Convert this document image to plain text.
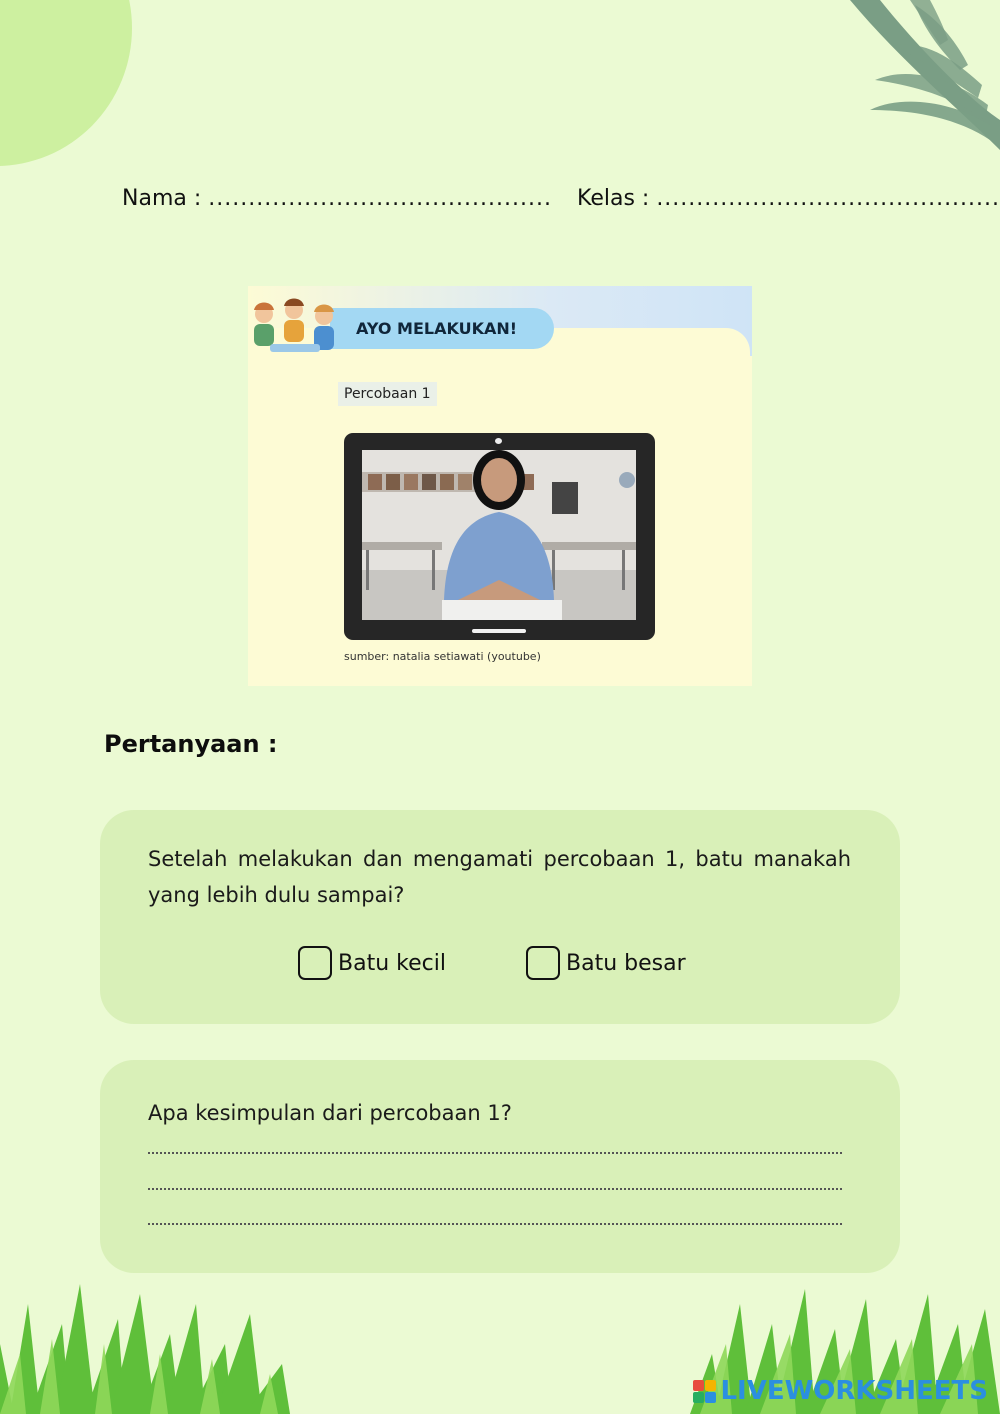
Nama : ........................................... Kelas : ...........................................
AYO MELAKUKAN!
Percobaan 1
sumber: natalia setiawati (youtube)
Pertanyaan :
Setelah melakukan dan mengamati percobaan 1, batu manakah yang lebih dulu sampai?
Batu kecil	Batu besar
Apa kesimpulan dari percobaan 1?
LIVEWORKSHEETS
------------------------
- What you should do
Skip the pictures, then retype every line above exactly.

- Answer below
Convert this document image to plain text.
Nama : ........................................... Kelas : ...........................................
AYO MELAKUKAN!
Percobaan 1
sumber: natalia setiawati (youtube)
Pertanyaan :
Setelah melakukan dan mengamati percobaan 1, batu manakah yang lebih dulu sampai?
Batu kecil	Batu besar
Apa kesimpulan dari percobaan 1?
LIVEWORKSHEETS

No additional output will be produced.